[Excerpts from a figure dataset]
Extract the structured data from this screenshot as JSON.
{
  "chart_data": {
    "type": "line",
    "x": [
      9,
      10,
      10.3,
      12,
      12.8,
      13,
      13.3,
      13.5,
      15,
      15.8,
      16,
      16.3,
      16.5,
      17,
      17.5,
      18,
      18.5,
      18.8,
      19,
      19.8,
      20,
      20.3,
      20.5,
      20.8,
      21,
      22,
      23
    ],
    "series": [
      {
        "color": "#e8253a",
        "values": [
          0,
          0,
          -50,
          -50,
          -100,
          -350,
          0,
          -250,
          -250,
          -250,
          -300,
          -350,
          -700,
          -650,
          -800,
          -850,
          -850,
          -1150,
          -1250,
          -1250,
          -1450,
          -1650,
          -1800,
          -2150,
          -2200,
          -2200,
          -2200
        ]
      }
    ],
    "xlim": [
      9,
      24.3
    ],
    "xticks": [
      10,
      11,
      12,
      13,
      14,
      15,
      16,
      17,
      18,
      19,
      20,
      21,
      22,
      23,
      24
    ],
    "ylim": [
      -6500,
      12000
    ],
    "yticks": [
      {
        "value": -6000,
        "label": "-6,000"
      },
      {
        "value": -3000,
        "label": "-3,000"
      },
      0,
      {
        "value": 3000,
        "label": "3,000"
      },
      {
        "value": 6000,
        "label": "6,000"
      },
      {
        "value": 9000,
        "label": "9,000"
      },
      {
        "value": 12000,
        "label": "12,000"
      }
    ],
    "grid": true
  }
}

[What to work on]
Repeat all the entries exactly as given.

[Output]
Extract the structured data from this screenshot as JSON.
{
  "chart_data": {
    "type": "line",
    "x": [
      9,
      10,
      10.3,
      12,
      12.8,
      13,
      13.3,
      13.5,
      15,
      15.8,
      16,
      16.3,
      16.5,
      17,
      17.5,
      18,
      18.5,
      18.8,
      19,
      19.8,
      20,
      20.3,
      20.5,
      20.8,
      21,
      22,
      23
    ],
    "series": [
      {
        "color": "#e8253a",
        "values": [
          0,
          0,
          -50,
          -50,
          -100,
          -350,
          0,
          -250,
          -250,
          -250,
          -300,
          -350,
          -700,
          -650,
          -800,
          -850,
          -850,
          -1150,
          -1250,
          -1250,
          -1450,
          -1650,
          -1800,
          -2150,
          -2200,
          -2200,
          -2200
        ]
      }
    ],
    "xlim": [
      9,
      24.3
    ],
    "xticks": [
      10,
      11,
      12,
      13,
      14,
      15,
      16,
      17,
      18,
      19,
      20,
      21,
      22,
      23,
      24
    ],
    "ylim": [
      -6500,
      12000
    ],
    "yticks": [
      {
        "value": -6000,
        "label": "-6,000"
      },
      {
        "value": -3000,
        "label": "-3,000"
      },
      0,
      {
        "value": 3000,
        "label": "3,000"
      },
      {
        "value": 6000,
        "label": "6,000"
      },
      {
        "value": 9000,
        "label": "9,000"
      },
      {
        "value": 12000,
        "label": "12,000"
      }
    ],
    "grid": true
  }
}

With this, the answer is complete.